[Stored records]
———
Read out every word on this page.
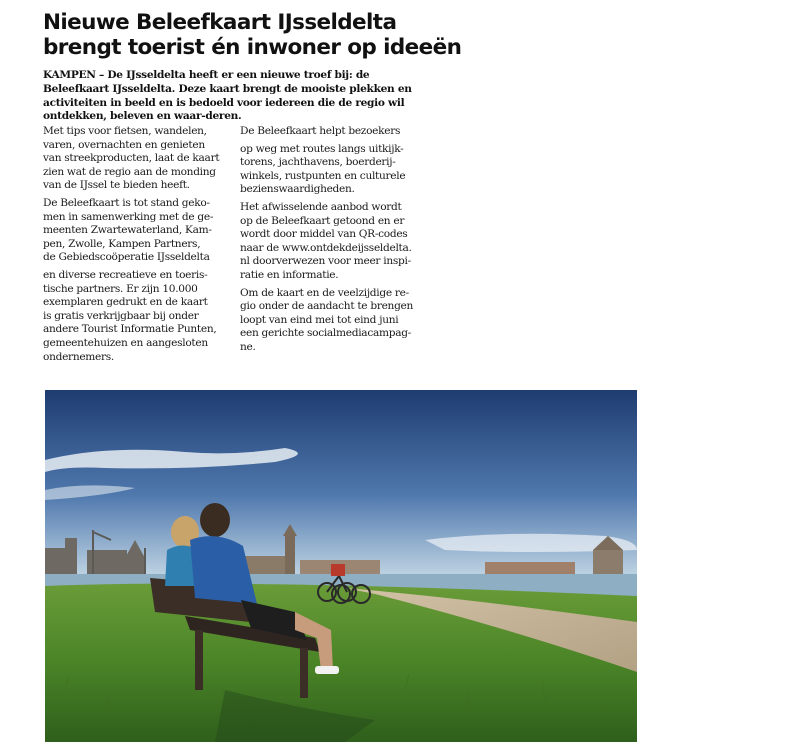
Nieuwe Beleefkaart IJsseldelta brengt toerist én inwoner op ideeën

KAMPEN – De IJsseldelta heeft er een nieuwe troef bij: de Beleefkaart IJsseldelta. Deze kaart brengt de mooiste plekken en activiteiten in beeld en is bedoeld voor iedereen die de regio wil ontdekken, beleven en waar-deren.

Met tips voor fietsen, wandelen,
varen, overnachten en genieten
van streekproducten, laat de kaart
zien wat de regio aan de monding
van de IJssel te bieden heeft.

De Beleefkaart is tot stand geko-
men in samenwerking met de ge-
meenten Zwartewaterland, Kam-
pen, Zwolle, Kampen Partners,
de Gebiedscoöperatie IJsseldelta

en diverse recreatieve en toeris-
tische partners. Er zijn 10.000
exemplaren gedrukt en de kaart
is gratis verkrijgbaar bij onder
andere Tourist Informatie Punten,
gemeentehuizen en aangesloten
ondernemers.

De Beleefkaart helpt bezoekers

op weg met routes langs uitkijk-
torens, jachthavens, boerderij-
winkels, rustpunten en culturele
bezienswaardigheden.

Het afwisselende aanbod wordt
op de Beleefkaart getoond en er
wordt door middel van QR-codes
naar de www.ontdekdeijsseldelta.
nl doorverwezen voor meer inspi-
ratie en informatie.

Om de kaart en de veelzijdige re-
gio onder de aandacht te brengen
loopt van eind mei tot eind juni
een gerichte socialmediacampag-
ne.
———
◆ **Description of the task**: Go through the listing above and write it all out exactly, leaving out any picture.

◆ **Full response**:
Read out every word on this page.
Nieuwe Beleefkaart IJsseldelta brengt toerist én inwoner op ideeën

KAMPEN – De IJsseldelta heeft er een nieuwe troef bij: de Beleefkaart IJsseldelta. Deze kaart brengt de mooiste plekken en activiteiten in beeld en is bedoeld voor iedereen die de regio wil ontdekken, beleven en waar-deren.

Met tips voor fietsen, wandelen,
varen, overnachten en genieten
van streekproducten, laat de kaart
zien wat de regio aan de monding
van de IJssel te bieden heeft.

De Beleefkaart is tot stand geko-
men in samenwerking met de ge-
meenten Zwartewaterland, Kam-
pen, Zwolle, Kampen Partners,
de Gebiedscoöperatie IJsseldelta

en diverse recreatieve en toeris-
tische partners. Er zijn 10.000
exemplaren gedrukt en de kaart
is gratis verkrijgbaar bij onder
andere Tourist Informatie Punten,
gemeentehuizen en aangesloten
ondernemers.

De Beleefkaart helpt bezoekers

op weg met routes langs uitkijk-
torens, jachthavens, boerderij-
winkels, rustpunten en culturele
bezienswaardigheden.

Het afwisselende aanbod wordt
op de Beleefkaart getoond en er
wordt door middel van QR-codes
naar de www.ontdekdeijsseldelta.
nl doorverwezen voor meer inspi-
ratie en informatie.

Om de kaart en de veelzijdige re-
gio onder de aandacht te brengen
loopt van eind mei tot eind juni
een gerichte socialmediacampag-
ne.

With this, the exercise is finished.